▶ Short problem: Wherever "notre" appears in a line, copy that line.

▶ Rows:

— Begin —

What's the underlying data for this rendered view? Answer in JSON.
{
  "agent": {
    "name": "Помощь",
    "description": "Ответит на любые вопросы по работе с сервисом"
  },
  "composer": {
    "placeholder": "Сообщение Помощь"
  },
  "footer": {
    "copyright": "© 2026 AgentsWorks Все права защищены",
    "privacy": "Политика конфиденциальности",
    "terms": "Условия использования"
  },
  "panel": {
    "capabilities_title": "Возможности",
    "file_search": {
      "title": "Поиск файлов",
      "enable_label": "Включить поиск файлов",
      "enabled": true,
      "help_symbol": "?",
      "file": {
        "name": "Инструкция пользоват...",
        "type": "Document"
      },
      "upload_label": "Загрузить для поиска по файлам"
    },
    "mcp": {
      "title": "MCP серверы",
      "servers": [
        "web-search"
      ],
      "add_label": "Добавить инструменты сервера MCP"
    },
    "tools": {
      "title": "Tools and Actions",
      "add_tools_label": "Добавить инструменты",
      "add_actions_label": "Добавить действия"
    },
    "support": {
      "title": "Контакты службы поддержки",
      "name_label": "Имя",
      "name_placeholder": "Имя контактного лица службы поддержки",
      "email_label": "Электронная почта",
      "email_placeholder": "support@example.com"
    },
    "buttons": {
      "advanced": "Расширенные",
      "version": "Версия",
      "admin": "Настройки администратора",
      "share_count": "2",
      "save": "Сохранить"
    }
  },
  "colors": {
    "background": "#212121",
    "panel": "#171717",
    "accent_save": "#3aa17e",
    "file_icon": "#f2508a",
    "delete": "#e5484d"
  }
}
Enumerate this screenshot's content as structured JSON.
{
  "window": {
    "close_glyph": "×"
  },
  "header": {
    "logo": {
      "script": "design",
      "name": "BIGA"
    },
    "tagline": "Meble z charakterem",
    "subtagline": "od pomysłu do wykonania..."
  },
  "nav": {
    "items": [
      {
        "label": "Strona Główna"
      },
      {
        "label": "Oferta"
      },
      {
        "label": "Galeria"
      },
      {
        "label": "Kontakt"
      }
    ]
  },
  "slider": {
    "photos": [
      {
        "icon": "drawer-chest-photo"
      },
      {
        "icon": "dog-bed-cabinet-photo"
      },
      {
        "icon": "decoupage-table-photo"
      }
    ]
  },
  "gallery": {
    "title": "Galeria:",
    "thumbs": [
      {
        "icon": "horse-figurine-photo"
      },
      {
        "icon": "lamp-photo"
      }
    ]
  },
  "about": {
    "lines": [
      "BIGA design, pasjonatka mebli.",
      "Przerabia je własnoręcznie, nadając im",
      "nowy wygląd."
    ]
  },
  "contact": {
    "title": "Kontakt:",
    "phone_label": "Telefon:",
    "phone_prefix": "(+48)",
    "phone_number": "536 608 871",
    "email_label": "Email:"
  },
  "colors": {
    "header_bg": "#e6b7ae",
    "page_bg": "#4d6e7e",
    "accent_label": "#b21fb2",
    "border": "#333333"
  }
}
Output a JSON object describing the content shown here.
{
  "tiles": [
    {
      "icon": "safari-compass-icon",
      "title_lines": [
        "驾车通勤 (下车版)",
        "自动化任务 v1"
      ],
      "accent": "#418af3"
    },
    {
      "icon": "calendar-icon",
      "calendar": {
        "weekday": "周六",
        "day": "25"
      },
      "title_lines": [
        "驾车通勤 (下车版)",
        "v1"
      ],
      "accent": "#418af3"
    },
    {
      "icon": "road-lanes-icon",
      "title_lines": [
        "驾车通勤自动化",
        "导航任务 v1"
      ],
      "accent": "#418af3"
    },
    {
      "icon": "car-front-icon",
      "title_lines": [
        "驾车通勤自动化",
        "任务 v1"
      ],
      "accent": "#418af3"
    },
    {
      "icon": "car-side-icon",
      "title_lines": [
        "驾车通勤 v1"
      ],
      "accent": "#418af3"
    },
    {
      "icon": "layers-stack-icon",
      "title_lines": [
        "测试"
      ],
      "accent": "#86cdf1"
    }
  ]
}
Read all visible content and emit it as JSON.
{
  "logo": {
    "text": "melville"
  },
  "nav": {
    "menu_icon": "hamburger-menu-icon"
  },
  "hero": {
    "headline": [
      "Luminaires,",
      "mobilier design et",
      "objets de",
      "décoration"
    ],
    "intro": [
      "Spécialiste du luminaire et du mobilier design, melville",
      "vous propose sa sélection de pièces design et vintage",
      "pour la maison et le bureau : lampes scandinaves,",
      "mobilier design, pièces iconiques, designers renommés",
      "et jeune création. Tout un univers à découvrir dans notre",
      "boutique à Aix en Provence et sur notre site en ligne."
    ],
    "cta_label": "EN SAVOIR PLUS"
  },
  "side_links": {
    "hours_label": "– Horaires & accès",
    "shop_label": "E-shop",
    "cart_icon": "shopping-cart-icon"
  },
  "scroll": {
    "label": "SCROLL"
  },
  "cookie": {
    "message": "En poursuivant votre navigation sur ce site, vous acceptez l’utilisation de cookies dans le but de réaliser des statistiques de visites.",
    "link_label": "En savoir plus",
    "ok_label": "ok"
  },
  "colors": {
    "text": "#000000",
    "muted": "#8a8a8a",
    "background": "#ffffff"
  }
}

— End —

▶ Answer for the task:
      "et jeune création. Tout un univers à découvrir dans notre",
      "boutique à Aix en Provence et sur notre site en ligne."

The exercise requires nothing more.